CHALLENGE
Write out all of the entries exactly, please.
★ ★ ★ ★
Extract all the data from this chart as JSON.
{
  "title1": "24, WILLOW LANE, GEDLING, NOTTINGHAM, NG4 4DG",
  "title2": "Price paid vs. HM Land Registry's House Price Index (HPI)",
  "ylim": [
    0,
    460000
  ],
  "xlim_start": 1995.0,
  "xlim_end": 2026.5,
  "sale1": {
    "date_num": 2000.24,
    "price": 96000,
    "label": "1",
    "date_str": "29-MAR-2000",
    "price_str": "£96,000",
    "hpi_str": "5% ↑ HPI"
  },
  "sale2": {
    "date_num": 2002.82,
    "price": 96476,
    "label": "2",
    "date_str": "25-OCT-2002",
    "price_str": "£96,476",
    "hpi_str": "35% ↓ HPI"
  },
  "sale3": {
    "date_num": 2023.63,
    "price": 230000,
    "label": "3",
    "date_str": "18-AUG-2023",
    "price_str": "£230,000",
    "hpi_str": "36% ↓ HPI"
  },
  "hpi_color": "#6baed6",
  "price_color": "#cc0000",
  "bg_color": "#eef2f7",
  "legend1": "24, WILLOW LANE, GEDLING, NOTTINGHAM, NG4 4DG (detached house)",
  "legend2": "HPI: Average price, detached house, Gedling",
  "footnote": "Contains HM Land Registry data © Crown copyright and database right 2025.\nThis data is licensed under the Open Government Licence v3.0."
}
★ ★ ★ ★
SOLVED PROBLEM
Extract all the data from this chart as JSON.
{
  "title1": "24, WILLOW LANE, GEDLING, NOTTINGHAM, NG4 4DG",
  "title2": "Price paid vs. HM Land Registry's House Price Index (HPI)",
  "ylim": [
    0,
    460000
  ],
  "xlim_start": 1995.0,
  "xlim_end": 2026.5,
  "sale1": {
    "date_num": 2000.24,
    "price": 96000,
    "label": "1",
    "date_str": "29-MAR-2000",
    "price_str": "£96,000",
    "hpi_str": "5% ↑ HPI"
  },
  "sale2": {
    "date_num": 2002.82,
    "price": 96476,
    "label": "2",
    "date_str": "25-OCT-2002",
    "price_str": "£96,476",
    "hpi_str": "35% ↓ HPI"
  },
  "sale3": {
    "date_num": 2023.63,
    "price": 230000,
    "label": "3",
    "date_str": "18-AUG-2023",
    "price_str": "£230,000",
    "hpi_str": "36% ↓ HPI"
  },
  "hpi_color": "#6baed6",
  "price_color": "#cc0000",
  "bg_color": "#eef2f7",
  "legend1": "24, WILLOW LANE, GEDLING, NOTTINGHAM, NG4 4DG (detached house)",
  "legend2": "HPI: Average price, detached house, Gedling",
  "footnote": "Contains HM Land Registry data © Crown copyright and database right 2025.\nThis data is licensed under the Open Government Licence v3.0."
}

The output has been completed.